Source data:

******

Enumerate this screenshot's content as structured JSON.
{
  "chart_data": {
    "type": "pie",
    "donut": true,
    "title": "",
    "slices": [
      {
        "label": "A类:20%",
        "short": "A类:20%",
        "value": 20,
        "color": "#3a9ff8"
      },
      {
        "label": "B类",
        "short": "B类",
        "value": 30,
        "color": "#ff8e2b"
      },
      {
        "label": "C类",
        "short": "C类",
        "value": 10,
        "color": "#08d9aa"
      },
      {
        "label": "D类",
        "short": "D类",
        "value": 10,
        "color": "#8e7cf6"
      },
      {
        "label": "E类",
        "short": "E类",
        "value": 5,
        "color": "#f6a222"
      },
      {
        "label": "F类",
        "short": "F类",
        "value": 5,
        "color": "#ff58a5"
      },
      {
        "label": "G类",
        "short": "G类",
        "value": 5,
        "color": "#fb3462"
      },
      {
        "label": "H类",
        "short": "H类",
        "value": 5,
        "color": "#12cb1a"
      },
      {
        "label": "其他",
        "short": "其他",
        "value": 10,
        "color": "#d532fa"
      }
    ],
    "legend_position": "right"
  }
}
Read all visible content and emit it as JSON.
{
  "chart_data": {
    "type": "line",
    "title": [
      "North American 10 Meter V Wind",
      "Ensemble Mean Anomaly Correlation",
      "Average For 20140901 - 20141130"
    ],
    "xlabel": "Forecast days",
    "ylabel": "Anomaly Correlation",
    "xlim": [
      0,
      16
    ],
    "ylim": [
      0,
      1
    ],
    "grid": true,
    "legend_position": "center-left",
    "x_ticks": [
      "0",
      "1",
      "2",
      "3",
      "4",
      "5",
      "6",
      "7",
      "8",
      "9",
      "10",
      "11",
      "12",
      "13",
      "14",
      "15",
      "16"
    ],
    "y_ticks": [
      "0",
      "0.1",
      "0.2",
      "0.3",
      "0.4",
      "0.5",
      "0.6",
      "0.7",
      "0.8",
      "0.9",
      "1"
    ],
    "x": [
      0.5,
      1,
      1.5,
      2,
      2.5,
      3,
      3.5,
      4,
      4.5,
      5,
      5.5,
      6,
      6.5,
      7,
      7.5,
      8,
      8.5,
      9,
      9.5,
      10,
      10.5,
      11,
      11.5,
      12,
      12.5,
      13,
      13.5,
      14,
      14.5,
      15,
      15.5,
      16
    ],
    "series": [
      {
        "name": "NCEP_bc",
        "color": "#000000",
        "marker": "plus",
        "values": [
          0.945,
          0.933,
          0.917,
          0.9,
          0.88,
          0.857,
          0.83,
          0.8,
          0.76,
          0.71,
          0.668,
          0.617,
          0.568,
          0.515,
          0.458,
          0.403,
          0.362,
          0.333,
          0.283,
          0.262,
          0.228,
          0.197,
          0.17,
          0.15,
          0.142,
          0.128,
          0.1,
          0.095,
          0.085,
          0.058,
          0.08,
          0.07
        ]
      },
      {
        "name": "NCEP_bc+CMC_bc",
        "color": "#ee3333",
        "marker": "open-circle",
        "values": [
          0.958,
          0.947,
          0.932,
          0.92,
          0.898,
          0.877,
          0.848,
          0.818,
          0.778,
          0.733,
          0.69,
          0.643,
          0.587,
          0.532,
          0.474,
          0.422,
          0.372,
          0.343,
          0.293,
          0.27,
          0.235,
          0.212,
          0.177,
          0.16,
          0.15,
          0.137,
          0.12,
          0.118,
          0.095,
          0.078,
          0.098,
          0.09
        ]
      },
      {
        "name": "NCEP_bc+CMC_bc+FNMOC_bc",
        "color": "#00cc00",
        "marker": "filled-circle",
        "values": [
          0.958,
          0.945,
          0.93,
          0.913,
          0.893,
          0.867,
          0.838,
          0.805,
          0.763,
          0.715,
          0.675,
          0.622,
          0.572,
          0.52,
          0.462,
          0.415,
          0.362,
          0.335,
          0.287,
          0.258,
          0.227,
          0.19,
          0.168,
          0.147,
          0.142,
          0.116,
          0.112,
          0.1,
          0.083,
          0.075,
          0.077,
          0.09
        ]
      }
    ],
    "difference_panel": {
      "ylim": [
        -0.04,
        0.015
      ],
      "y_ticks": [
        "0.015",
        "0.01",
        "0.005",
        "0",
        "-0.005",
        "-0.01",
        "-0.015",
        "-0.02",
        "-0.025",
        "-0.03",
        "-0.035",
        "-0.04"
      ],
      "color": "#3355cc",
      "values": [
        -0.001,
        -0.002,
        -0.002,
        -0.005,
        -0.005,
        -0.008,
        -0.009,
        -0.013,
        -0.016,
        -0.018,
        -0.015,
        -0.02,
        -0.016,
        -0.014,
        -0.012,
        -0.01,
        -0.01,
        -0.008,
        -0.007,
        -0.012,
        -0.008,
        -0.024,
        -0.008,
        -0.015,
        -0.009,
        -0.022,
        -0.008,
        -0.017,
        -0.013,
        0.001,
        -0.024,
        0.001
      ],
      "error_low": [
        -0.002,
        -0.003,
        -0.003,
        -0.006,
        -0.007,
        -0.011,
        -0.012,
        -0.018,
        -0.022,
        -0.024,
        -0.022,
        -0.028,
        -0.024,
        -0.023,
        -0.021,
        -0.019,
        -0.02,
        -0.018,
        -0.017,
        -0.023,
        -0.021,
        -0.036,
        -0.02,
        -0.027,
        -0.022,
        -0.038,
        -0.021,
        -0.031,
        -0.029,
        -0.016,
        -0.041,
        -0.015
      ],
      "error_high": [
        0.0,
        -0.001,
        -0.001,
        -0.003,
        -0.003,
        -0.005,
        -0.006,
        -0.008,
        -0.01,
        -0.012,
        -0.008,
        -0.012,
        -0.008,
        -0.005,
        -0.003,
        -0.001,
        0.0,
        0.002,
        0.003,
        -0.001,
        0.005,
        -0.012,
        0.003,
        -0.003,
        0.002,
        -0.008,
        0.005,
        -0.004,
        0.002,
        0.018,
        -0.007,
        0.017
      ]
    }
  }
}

******

Exercise details: Copy out each line of the data where the string "marker" appears.

Result of the exercise:
        "marker": "plus",
        "marker": "open-circle",
        "marker": "filled-circle",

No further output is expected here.